**Instructions for the task:** Extract each record and reproduce it exactly.
▼
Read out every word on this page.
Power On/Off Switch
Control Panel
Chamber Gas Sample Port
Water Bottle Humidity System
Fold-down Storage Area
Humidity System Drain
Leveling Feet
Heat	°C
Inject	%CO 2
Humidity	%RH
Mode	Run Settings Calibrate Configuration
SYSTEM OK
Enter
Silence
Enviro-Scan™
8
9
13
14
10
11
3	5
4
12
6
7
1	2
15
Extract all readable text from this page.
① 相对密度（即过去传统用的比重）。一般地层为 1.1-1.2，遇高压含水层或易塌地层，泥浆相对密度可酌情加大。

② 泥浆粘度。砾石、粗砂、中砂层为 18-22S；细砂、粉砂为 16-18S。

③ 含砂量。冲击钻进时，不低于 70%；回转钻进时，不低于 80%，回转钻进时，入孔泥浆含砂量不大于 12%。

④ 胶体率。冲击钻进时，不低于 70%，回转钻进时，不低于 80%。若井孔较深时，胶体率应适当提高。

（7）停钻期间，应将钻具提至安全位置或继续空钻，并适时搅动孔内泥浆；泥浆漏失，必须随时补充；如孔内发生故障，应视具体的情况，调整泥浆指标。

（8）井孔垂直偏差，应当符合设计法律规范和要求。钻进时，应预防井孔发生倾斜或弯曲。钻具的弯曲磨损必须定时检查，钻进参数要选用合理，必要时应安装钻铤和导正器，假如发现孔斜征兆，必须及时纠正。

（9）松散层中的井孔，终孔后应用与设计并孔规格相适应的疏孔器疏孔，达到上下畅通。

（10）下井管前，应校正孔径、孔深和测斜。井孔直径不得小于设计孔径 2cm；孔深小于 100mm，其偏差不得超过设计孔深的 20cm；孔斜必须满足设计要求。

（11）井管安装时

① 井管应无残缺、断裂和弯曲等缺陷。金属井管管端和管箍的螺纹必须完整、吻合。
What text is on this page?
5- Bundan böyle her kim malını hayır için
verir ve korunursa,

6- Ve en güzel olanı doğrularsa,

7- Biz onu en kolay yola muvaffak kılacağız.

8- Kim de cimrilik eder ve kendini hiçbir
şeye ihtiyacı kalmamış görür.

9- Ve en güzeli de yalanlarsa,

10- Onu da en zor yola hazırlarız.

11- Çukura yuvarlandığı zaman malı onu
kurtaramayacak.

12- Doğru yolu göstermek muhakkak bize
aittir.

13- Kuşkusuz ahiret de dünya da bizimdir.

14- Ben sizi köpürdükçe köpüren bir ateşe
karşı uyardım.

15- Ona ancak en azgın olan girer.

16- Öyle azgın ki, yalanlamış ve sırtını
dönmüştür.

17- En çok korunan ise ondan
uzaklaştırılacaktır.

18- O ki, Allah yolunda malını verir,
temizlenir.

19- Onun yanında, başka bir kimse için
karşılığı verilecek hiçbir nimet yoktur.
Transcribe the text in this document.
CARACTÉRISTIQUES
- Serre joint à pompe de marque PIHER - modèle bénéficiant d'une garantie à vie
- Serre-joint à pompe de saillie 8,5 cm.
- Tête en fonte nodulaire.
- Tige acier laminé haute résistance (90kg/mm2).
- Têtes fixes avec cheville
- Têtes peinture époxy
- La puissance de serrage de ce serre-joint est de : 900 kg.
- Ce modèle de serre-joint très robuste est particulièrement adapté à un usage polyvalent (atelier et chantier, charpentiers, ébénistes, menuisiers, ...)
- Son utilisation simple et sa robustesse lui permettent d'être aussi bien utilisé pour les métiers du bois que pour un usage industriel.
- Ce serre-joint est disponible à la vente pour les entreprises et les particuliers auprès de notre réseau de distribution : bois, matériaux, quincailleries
▲
**Result of the task:**
Read out every word on this page.
Power On/Off Switch
Control Panel
Chamber Gas Sample Port
Water Bottle Humidity System
Fold-down Storage Area
Humidity System Drain
Leveling Feet
Heat	°C
Inject	%CO 2
Humidity	%RH
Mode	Run Settings Calibrate Configuration
SYSTEM OK
Enter
Silence
Enviro-Scan™
8
9
13
14
10
11
3	5
4
12
6
7
1	2
15
Extract all readable text from this page.
① 相对密度（即过去传统用的比重）。一般地层为 1.1-1.2，遇高压含水层或易塌地层，泥浆相对密度可酌情加大。

② 泥浆粘度。砾石、粗砂、中砂层为 18-22S；细砂、粉砂为 16-18S。

③ 含砂量。冲击钻进时，不低于 70%；回转钻进时，不低于 80%，回转钻进时，入孔泥浆含砂量不大于 12%。

④ 胶体率。冲击钻进时，不低于 70%，回转钻进时，不低于 80%。若井孔较深时，胶体率应适当提高。

（7）停钻期间，应将钻具提至安全位置或继续空钻，并适时搅动孔内泥浆；泥浆漏失，必须随时补充；如孔内发生故障，应视具体的情况，调整泥浆指标。

（8）井孔垂直偏差，应当符合设计法律规范和要求。钻进时，应预防井孔发生倾斜或弯曲。钻具的弯曲磨损必须定时检查，钻进参数要选用合理，必要时应安装钻铤和导正器，假如发现孔斜征兆，必须及时纠正。

（9）松散层中的井孔，终孔后应用与设计并孔规格相适应的疏孔器疏孔，达到上下畅通。

（10）下井管前，应校正孔径、孔深和测斜。井孔直径不得小于设计孔径 2cm；孔深小于 100mm，其偏差不得超过设计孔深的 20cm；孔斜必须满足设计要求。

（11）井管安装时

① 井管应无残缺、断裂和弯曲等缺陷。金属井管管端和管箍的螺纹必须完整、吻合。
What text is on this page?
5- Bundan böyle her kim malını hayır için
verir ve korunursa,

6- Ve en güzel olanı doğrularsa,

7- Biz onu en kolay yola muvaffak kılacağız.

8- Kim de cimrilik eder ve kendini hiçbir
şeye ihtiyacı kalmamış görür.

9- Ve en güzeli de yalanlarsa,

10- Onu da en zor yola hazırlarız.

11- Çukura yuvarlandığı zaman malı onu
kurtaramayacak.

12- Doğru yolu göstermek muhakkak bize
aittir.

13- Kuşkusuz ahiret de dünya da bizimdir.

14- Ben sizi köpürdükçe köpüren bir ateşe
karşı uyardım.

15- Ona ancak en azgın olan girer.

16- Öyle azgın ki, yalanlamış ve sırtını
dönmüştür.

17- En çok korunan ise ondan
uzaklaştırılacaktır.

18- O ki, Allah yolunda malını verir,
temizlenir.

19- Onun yanında, başka bir kimse için
karşılığı verilecek hiçbir nimet yoktur.
Transcribe the text in this document.
CARACTÉRISTIQUES
- Serre joint à pompe de marque PIHER - modèle bénéficiant d'une garantie à vie
- Serre-joint à pompe de saillie 8,5 cm.
- Tête en fonte nodulaire.
- Tige acier laminé haute résistance (90kg/mm2).
- Têtes fixes avec cheville
- Têtes peinture époxy
- La puissance de serrage de ce serre-joint est de : 900 kg.
- Ce modèle de serre-joint très robuste est particulièrement adapté à un usage polyvalent (atelier et chantier, charpentiers, ébénistes, menuisiers, ...)
- Son utilisation simple et sa robustesse lui permettent d'être aussi bien utilisé pour les métiers du bois que pour un usage industriel.
- Ce serre-joint est disponible à la vente pour les entreprises et les particuliers auprès de notre réseau de distribution : bois, matériaux, quincailleries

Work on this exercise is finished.